■ **REQUIRED WORK**
Go through the data and copy every line exactly, but not the images.

■ **EXERCISE MATERIALS**
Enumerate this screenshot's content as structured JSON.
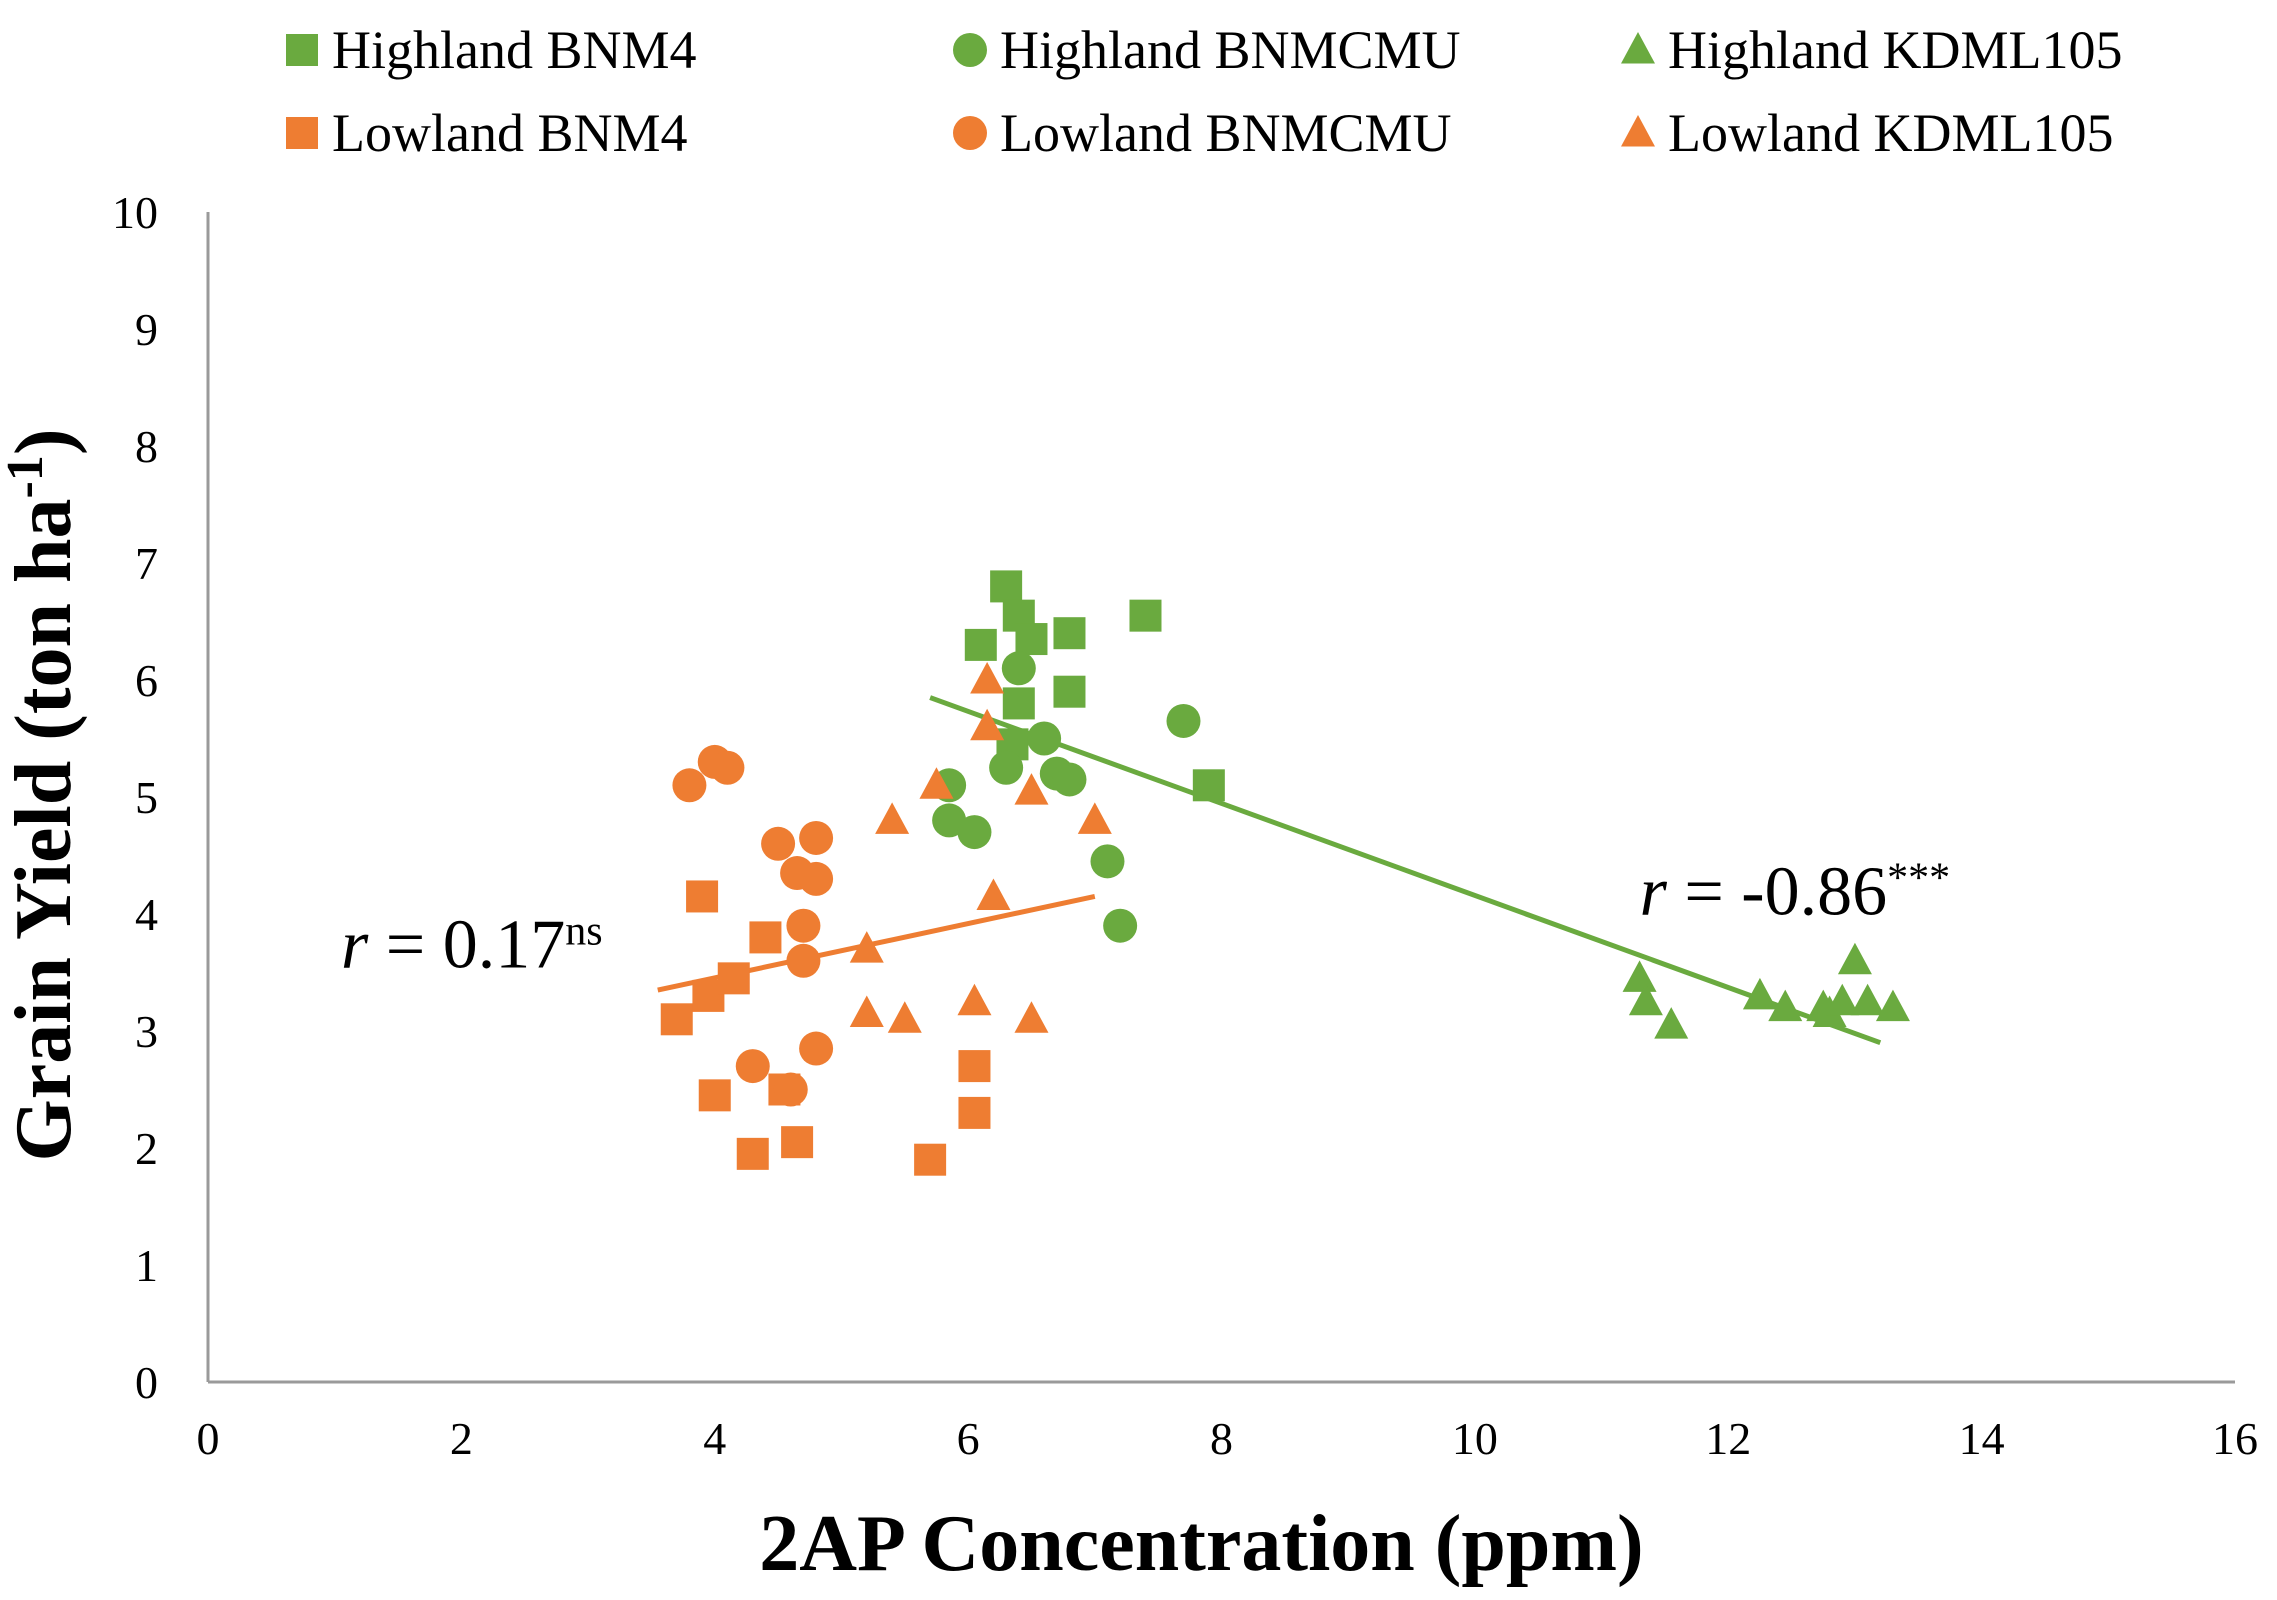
{
  "chart_data": {
    "type": "scatter",
    "xlabel": "2AP Concentration (ppm)",
    "ylabel": "Grain Yield (ton ha",
    "ylabel_sup": "-1",
    "ylabel_close": ")",
    "xlim": [
      0,
      16
    ],
    "ylim": [
      0,
      10
    ],
    "x_ticks": [
      0,
      2,
      4,
      6,
      8,
      10,
      12,
      14,
      16
    ],
    "y_ticks": [
      0,
      1,
      2,
      3,
      4,
      5,
      6,
      7,
      8,
      9,
      10
    ],
    "grid": false,
    "legend_position": "top",
    "colors": {
      "highland": "#6aaa3f",
      "lowland": "#ee7d32"
    },
    "series": [
      {
        "name": "Highland BNM4",
        "marker": "square",
        "color": "#6aaa3f",
        "points": [
          [
            6.3,
            6.8
          ],
          [
            6.4,
            6.55
          ],
          [
            6.1,
            6.3
          ],
          [
            6.5,
            6.35
          ],
          [
            6.8,
            6.4
          ],
          [
            7.4,
            6.55
          ],
          [
            6.8,
            5.9
          ],
          [
            6.4,
            5.8
          ],
          [
            6.35,
            5.45
          ],
          [
            7.9,
            5.1
          ]
        ]
      },
      {
        "name": "Highland BNMCMU",
        "marker": "circle",
        "color": "#6aaa3f",
        "points": [
          [
            6.4,
            6.1
          ],
          [
            5.85,
            5.1
          ],
          [
            5.85,
            4.8
          ],
          [
            6.05,
            4.7
          ],
          [
            6.3,
            5.25
          ],
          [
            6.6,
            5.5
          ],
          [
            6.7,
            5.2
          ],
          [
            6.8,
            5.15
          ],
          [
            7.7,
            5.65
          ],
          [
            7.1,
            4.45
          ],
          [
            7.2,
            3.9
          ]
        ]
      },
      {
        "name": "Highland KDML105",
        "marker": "triangle",
        "color": "#6aaa3f",
        "points": [
          [
            11.3,
            3.45
          ],
          [
            11.35,
            3.25
          ],
          [
            11.55,
            3.05
          ],
          [
            12.25,
            3.3
          ],
          [
            12.45,
            3.2
          ],
          [
            12.75,
            3.2
          ],
          [
            12.8,
            3.15
          ],
          [
            12.9,
            3.25
          ],
          [
            13.0,
            3.6
          ],
          [
            13.1,
            3.25
          ],
          [
            13.3,
            3.2
          ]
        ]
      },
      {
        "name": "Lowland BNM4",
        "marker": "square",
        "color": "#ee7d32",
        "points": [
          [
            3.9,
            4.15
          ],
          [
            3.95,
            3.3
          ],
          [
            4.15,
            3.45
          ],
          [
            3.7,
            3.1
          ],
          [
            4.4,
            3.8
          ],
          [
            4.0,
            2.45
          ],
          [
            4.3,
            1.95
          ],
          [
            4.55,
            2.5
          ],
          [
            4.65,
            2.05
          ],
          [
            5.7,
            1.9
          ],
          [
            6.05,
            2.3
          ],
          [
            6.05,
            2.7
          ]
        ]
      },
      {
        "name": "Lowland BNMCMU",
        "marker": "circle",
        "color": "#ee7d32",
        "points": [
          [
            3.8,
            5.1
          ],
          [
            4.0,
            5.3
          ],
          [
            4.1,
            5.25
          ],
          [
            4.5,
            4.6
          ],
          [
            4.8,
            4.65
          ],
          [
            4.65,
            4.35
          ],
          [
            4.8,
            4.3
          ],
          [
            4.7,
            3.9
          ],
          [
            4.7,
            3.6
          ],
          [
            4.3,
            2.7
          ],
          [
            4.6,
            2.5
          ],
          [
            4.8,
            2.85
          ]
        ]
      },
      {
        "name": "Lowland KDML105",
        "marker": "triangle",
        "color": "#ee7d32",
        "points": [
          [
            5.2,
            3.7
          ],
          [
            5.2,
            3.15
          ],
          [
            5.5,
            3.1
          ],
          [
            5.4,
            4.8
          ],
          [
            5.75,
            5.1
          ],
          [
            6.15,
            6.0
          ],
          [
            6.15,
            5.6
          ],
          [
            6.2,
            4.15
          ],
          [
            6.05,
            3.25
          ],
          [
            6.5,
            5.05
          ],
          [
            6.5,
            3.1
          ],
          [
            7.0,
            4.8
          ]
        ]
      }
    ],
    "trendlines": [
      {
        "group": "Lowland",
        "color": "#ee7d32",
        "from": [
          3.55,
          3.35
        ],
        "to": [
          7.0,
          4.15
        ]
      },
      {
        "group": "Highland",
        "color": "#6aaa3f",
        "from": [
          5.7,
          5.85
        ],
        "to": [
          13.2,
          2.9
        ]
      }
    ],
    "annotations": [
      {
        "italic": "r",
        "text": " = 0.17",
        "sup": "ns",
        "x": 1.05,
        "y": 3.75
      },
      {
        "italic": "r",
        "text": " = -0.86",
        "sup": "***",
        "x": 11.3,
        "y": 4.2
      }
    ]
  }
}
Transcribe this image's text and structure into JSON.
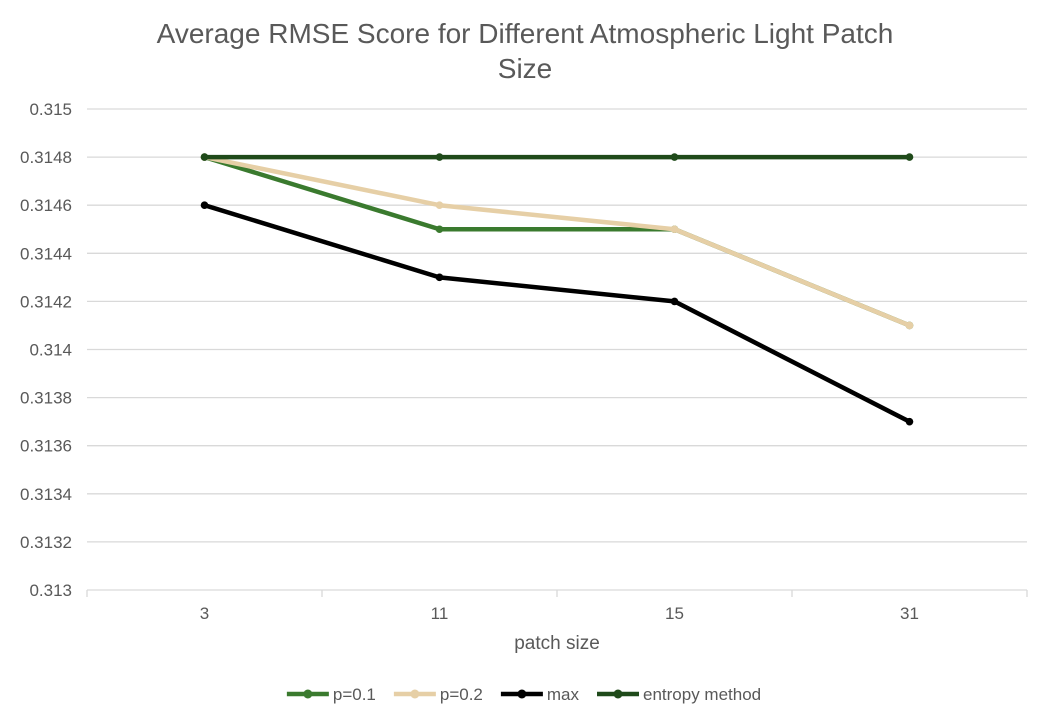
{
  "chart_data": {
    "type": "line",
    "title_lines": [
      "Average RMSE Score for Different Atmospheric Light Patch",
      "Size"
    ],
    "xlabel": "patch size",
    "ylabel": "",
    "categories": [
      "3",
      "11",
      "15",
      "31"
    ],
    "y_ticks": [
      "0.313",
      "0.3132",
      "0.3134",
      "0.3136",
      "0.3138",
      "0.314",
      "0.3142",
      "0.3144",
      "0.3146",
      "0.3148",
      "0.315"
    ],
    "ylim": [
      0.313,
      0.315
    ],
    "grid": true,
    "legend_position": "bottom",
    "series": [
      {
        "name": "p=0.1",
        "color": "#3a7a2e",
        "values": [
          0.3148,
          0.3145,
          0.3145,
          0.3141
        ]
      },
      {
        "name": "p=0.2",
        "color": "#e6cfa6",
        "values": [
          0.3148,
          0.3146,
          0.3145,
          0.3141
        ]
      },
      {
        "name": "max",
        "color": "#000000",
        "values": [
          0.3146,
          0.3143,
          0.3142,
          0.3137
        ]
      },
      {
        "name": "entropy method",
        "color": "#1f4a1a",
        "values": [
          0.3148,
          0.3148,
          0.3148,
          0.3148
        ]
      }
    ]
  }
}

■ **OUTPUT OF THE TASK**
Enumerate this screenshot's content as structured JSON.
{
  "chart_data": {
    "type": "scatter",
    "xlabel": "2AP Concentration (ppm)",
    "ylabel": "Grain Yield (ton ha",
    "ylabel_sup": "-1",
    "ylabel_close": ")",
    "xlim": [
      0,
      16
    ],
    "ylim": [
      0,
      10
    ],
    "x_ticks": [
      0,
      2,
      4,
      6,
      8,
      10,
      12,
      14,
      16
    ],
    "y_ticks": [
      0,
      1,
      2,
      3,
      4,
      5,
      6,
      7,
      8,
      9,
      10
    ],
    "grid": false,
    "legend_position": "top",
    "colors": {
      "highland": "#6aaa3f",
      "lowland": "#ee7d32"
    },
    "series": [
      {
        "name": "Highland BNM4",
        "marker": "square",
        "color": "#6aaa3f",
        "points": [
          [
            6.3,
            6.8
          ],
          [
            6.4,
            6.55
          ],
          [
            6.1,
            6.3
          ],
          [
            6.5,
            6.35
          ],
          [
            6.8,
            6.4
          ],
          [
            7.4,
            6.55
          ],
          [
            6.8,
            5.9
          ],
          [
            6.4,
            5.8
          ],
          [
            6.35,
            5.45
          ],
          [
            7.9,
            5.1
          ]
        ]
      },
      {
        "name": "Highland BNMCMU",
        "marker": "circle",
        "color": "#6aaa3f",
        "points": [
          [
            6.4,
            6.1
          ],
          [
            5.85,
            5.1
          ],
          [
            5.85,
            4.8
          ],
          [
            6.05,
            4.7
          ],
          [
            6.3,
            5.25
          ],
          [
            6.6,
            5.5
          ],
          [
            6.7,
            5.2
          ],
          [
            6.8,
            5.15
          ],
          [
            7.7,
            5.65
          ],
          [
            7.1,
            4.45
          ],
          [
            7.2,
            3.9
          ]
        ]
      },
      {
        "name": "Highland KDML105",
        "marker": "triangle",
        "color": "#6aaa3f",
        "points": [
          [
            11.3,
            3.45
          ],
          [
            11.35,
            3.25
          ],
          [
            11.55,
            3.05
          ],
          [
            12.25,
            3.3
          ],
          [
            12.45,
            3.2
          ],
          [
            12.75,
            3.2
          ],
          [
            12.8,
            3.15
          ],
          [
            12.9,
            3.25
          ],
          [
            13.0,
            3.6
          ],
          [
            13.1,
            3.25
          ],
          [
            13.3,
            3.2
          ]
        ]
      },
      {
        "name": "Lowland BNM4",
        "marker": "square",
        "color": "#ee7d32",
        "points": [
          [
            3.9,
            4.15
          ],
          [
            3.95,
            3.3
          ],
          [
            4.15,
            3.45
          ],
          [
            3.7,
            3.1
          ],
          [
            4.4,
            3.8
          ],
          [
            4.0,
            2.45
          ],
          [
            4.3,
            1.95
          ],
          [
            4.55,
            2.5
          ],
          [
            4.65,
            2.05
          ],
          [
            5.7,
            1.9
          ],
          [
            6.05,
            2.3
          ],
          [
            6.05,
            2.7
          ]
        ]
      },
      {
        "name": "Lowland BNMCMU",
        "marker": "circle",
        "color": "#ee7d32",
        "points": [
          [
            3.8,
            5.1
          ],
          [
            4.0,
            5.3
          ],
          [
            4.1,
            5.25
          ],
          [
            4.5,
            4.6
          ],
          [
            4.8,
            4.65
          ],
          [
            4.65,
            4.35
          ],
          [
            4.8,
            4.3
          ],
          [
            4.7,
            3.9
          ],
          [
            4.7,
            3.6
          ],
          [
            4.3,
            2.7
          ],
          [
            4.6,
            2.5
          ],
          [
            4.8,
            2.85
          ]
        ]
      },
      {
        "name": "Lowland KDML105",
        "marker": "triangle",
        "color": "#ee7d32",
        "points": [
          [
            5.2,
            3.7
          ],
          [
            5.2,
            3.15
          ],
          [
            5.5,
            3.1
          ],
          [
            5.4,
            4.8
          ],
          [
            5.75,
            5.1
          ],
          [
            6.15,
            6.0
          ],
          [
            6.15,
            5.6
          ],
          [
            6.2,
            4.15
          ],
          [
            6.05,
            3.25
          ],
          [
            6.5,
            5.05
          ],
          [
            6.5,
            3.1
          ],
          [
            7.0,
            4.8
          ]
        ]
      }
    ],
    "trendlines": [
      {
        "group": "Lowland",
        "color": "#ee7d32",
        "from": [
          3.55,
          3.35
        ],
        "to": [
          7.0,
          4.15
        ]
      },
      {
        "group": "Highland",
        "color": "#6aaa3f",
        "from": [
          5.7,
          5.85
        ],
        "to": [
          13.2,
          2.9
        ]
      }
    ],
    "annotations": [
      {
        "italic": "r",
        "text": " = 0.17",
        "sup": "ns",
        "x": 1.05,
        "y": 3.75
      },
      {
        "italic": "r",
        "text": " = -0.86",
        "sup": "***",
        "x": 11.3,
        "y": 4.2
      }
    ]
  }
}
Transcribe this image's text and structure into JSON.
{
  "chart_data": {
    "type": "line",
    "title_lines": [
      "Average RMSE Score for Different Atmospheric Light Patch",
      "Size"
    ],
    "xlabel": "patch size",
    "ylabel": "",
    "categories": [
      "3",
      "11",
      "15",
      "31"
    ],
    "y_ticks": [
      "0.313",
      "0.3132",
      "0.3134",
      "0.3136",
      "0.3138",
      "0.314",
      "0.3142",
      "0.3144",
      "0.3146",
      "0.3148",
      "0.315"
    ],
    "ylim": [
      0.313,
      0.315
    ],
    "grid": true,
    "legend_position": "bottom",
    "series": [
      {
        "name": "p=0.1",
        "color": "#3a7a2e",
        "values": [
          0.3148,
          0.3145,
          0.3145,
          0.3141
        ]
      },
      {
        "name": "p=0.2",
        "color": "#e6cfa6",
        "values": [
          0.3148,
          0.3146,
          0.3145,
          0.3141
        ]
      },
      {
        "name": "max",
        "color": "#000000",
        "values": [
          0.3146,
          0.3143,
          0.3142,
          0.3137
        ]
      },
      {
        "name": "entropy method",
        "color": "#1f4a1a",
        "values": [
          0.3148,
          0.3148,
          0.3148,
          0.3148
        ]
      }
    ]
  }
}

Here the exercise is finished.